• Given data:
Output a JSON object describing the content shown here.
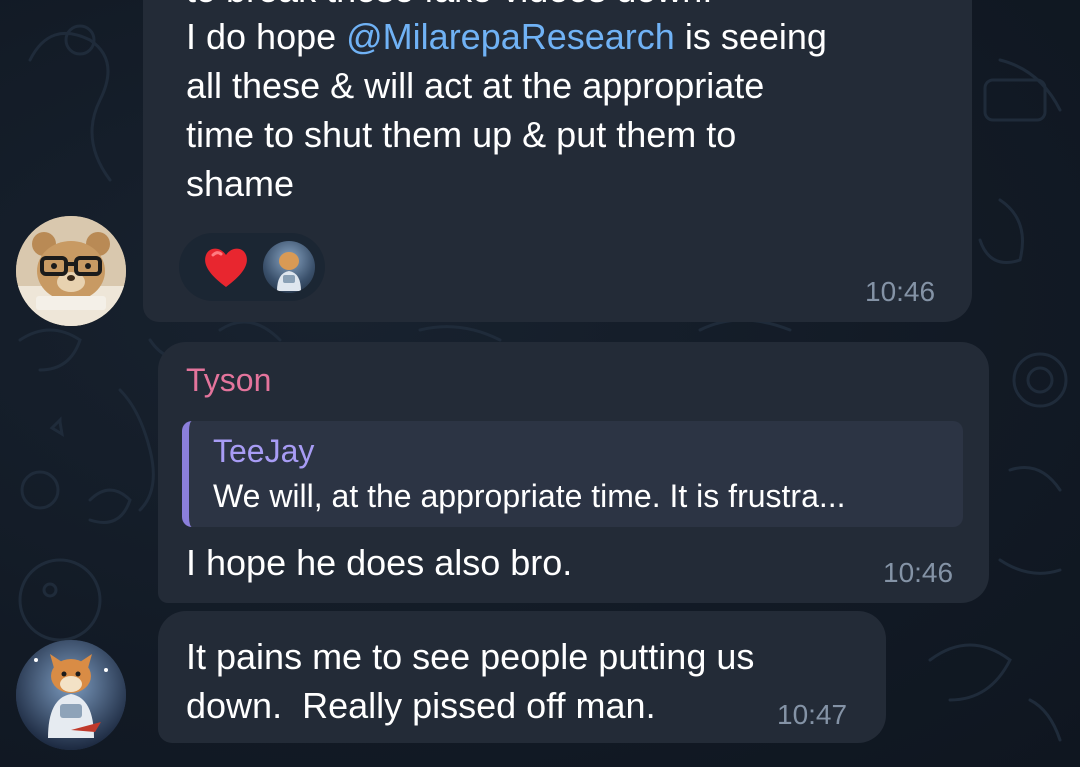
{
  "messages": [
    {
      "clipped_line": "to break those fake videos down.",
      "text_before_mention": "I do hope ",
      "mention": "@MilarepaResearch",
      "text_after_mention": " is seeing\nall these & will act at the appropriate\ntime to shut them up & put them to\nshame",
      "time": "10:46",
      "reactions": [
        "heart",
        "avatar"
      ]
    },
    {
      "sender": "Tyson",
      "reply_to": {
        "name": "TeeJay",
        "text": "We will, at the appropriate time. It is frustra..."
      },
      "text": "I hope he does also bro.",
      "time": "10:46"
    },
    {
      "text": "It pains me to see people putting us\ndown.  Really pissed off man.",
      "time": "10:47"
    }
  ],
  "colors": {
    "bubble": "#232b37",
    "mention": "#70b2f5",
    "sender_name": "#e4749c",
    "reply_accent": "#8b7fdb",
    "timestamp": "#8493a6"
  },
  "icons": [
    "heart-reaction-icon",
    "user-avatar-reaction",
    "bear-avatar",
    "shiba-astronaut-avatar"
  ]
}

• Written task: Transcribe every record above exactly as written, leaving out any pictures.

• Result below:
Output a JSON object describing the content shown here.
{
  "messages": [
    {
      "clipped_line": "to break those fake videos down.",
      "text_before_mention": "I do hope ",
      "mention": "@MilarepaResearch",
      "text_after_mention": " is seeing\nall these & will act at the appropriate\ntime to shut them up & put them to\nshame",
      "time": "10:46",
      "reactions": [
        "heart",
        "avatar"
      ]
    },
    {
      "sender": "Tyson",
      "reply_to": {
        "name": "TeeJay",
        "text": "We will, at the appropriate time. It is frustra..."
      },
      "text": "I hope he does also bro.",
      "time": "10:46"
    },
    {
      "text": "It pains me to see people putting us\ndown.  Really pissed off man.",
      "time": "10:47"
    }
  ],
  "colors": {
    "bubble": "#232b37",
    "mention": "#70b2f5",
    "sender_name": "#e4749c",
    "reply_accent": "#8b7fdb",
    "timestamp": "#8493a6"
  },
  "icons": [
    "heart-reaction-icon",
    "user-avatar-reaction",
    "bear-avatar",
    "shiba-astronaut-avatar"
  ]
}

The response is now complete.